#### [Task to carry out]
Please count the lines of the data that contain "Smittskyddsinstitutet" and state only the total.
*** Extracted material ***
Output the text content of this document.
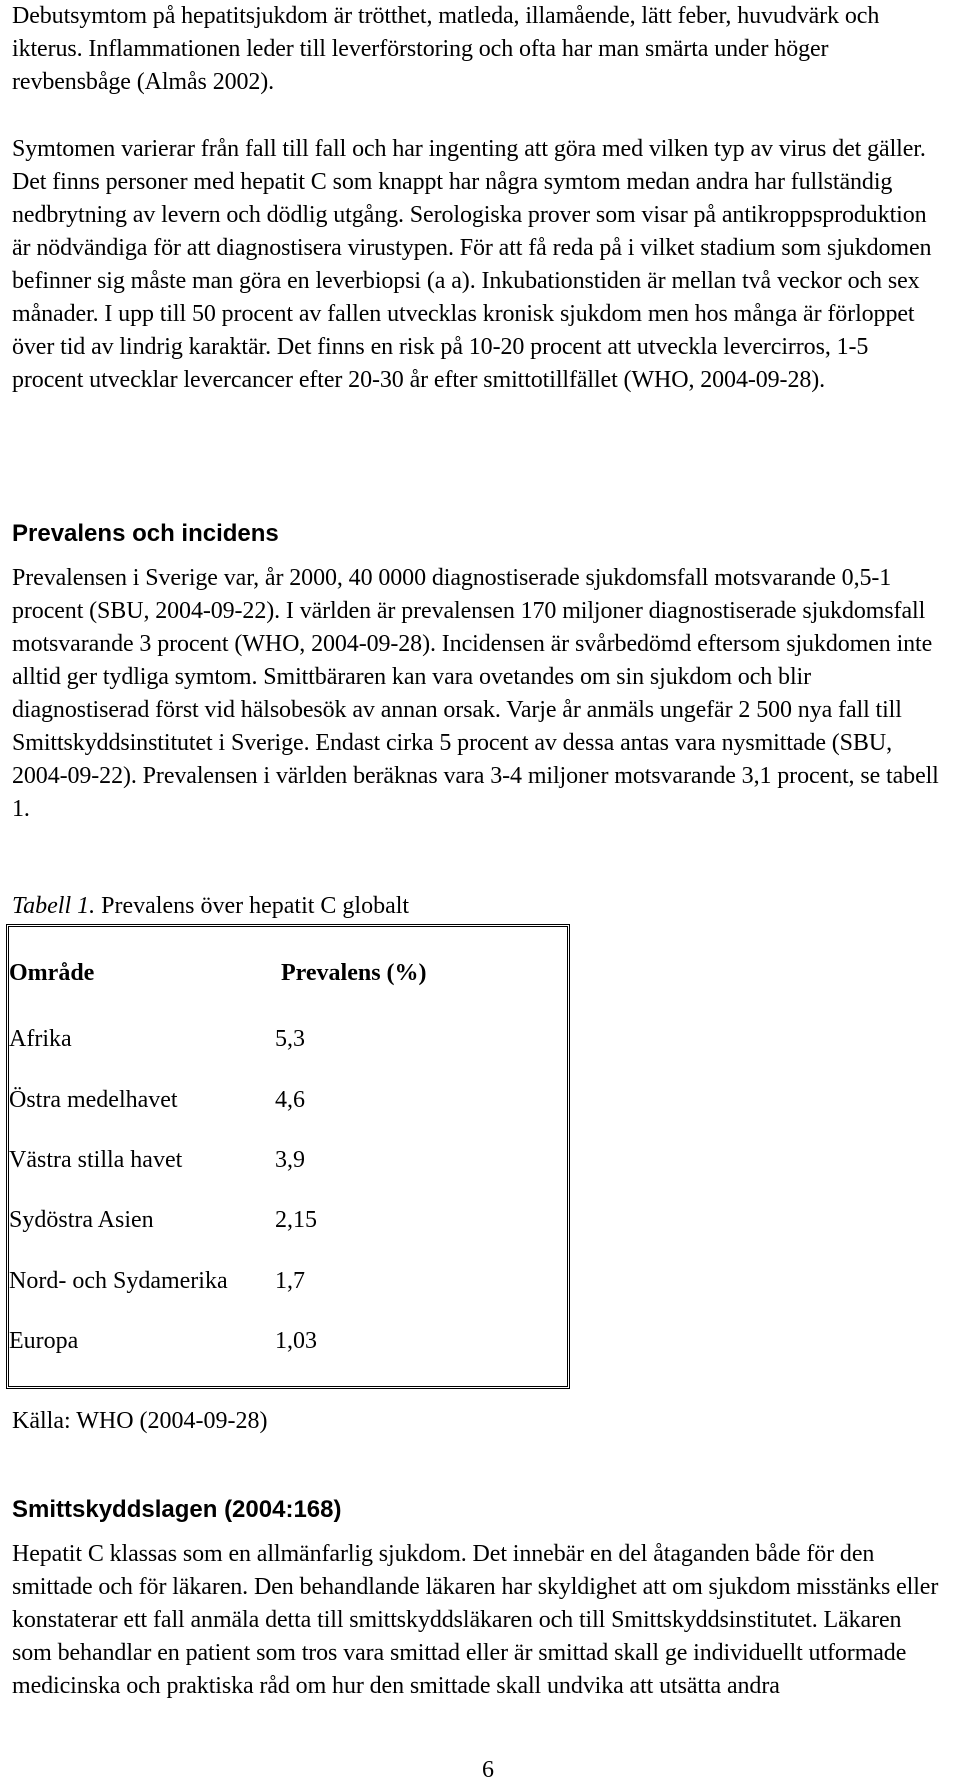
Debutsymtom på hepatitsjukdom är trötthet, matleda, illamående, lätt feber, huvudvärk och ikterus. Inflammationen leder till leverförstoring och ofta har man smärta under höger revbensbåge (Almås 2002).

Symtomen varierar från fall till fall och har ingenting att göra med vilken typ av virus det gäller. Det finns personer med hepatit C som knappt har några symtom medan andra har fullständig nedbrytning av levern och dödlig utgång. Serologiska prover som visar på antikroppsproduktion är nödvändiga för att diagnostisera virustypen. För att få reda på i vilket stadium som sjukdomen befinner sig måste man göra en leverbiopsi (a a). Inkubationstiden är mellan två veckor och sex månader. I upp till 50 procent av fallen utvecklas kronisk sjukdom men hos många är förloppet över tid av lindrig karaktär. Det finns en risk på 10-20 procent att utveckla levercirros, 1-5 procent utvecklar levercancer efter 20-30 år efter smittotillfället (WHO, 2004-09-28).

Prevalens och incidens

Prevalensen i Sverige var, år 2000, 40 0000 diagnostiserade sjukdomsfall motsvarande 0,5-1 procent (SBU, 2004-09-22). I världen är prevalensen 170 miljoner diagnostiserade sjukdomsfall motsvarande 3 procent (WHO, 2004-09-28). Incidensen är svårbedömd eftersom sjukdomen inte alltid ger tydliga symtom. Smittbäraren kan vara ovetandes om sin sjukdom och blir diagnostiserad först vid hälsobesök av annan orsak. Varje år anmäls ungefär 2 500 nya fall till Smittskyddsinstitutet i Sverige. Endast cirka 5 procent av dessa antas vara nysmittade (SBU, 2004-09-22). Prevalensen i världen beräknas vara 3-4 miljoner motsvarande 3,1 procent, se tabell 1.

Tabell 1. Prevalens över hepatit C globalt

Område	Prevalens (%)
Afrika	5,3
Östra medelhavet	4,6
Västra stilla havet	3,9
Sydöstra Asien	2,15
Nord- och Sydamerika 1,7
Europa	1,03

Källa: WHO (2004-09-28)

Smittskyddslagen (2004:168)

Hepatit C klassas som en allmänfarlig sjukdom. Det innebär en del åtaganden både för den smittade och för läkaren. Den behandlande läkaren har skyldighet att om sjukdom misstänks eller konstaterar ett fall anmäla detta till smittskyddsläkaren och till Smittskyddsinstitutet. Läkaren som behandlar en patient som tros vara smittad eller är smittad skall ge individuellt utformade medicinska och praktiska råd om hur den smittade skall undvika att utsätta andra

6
***
#### [Solution to this task]
2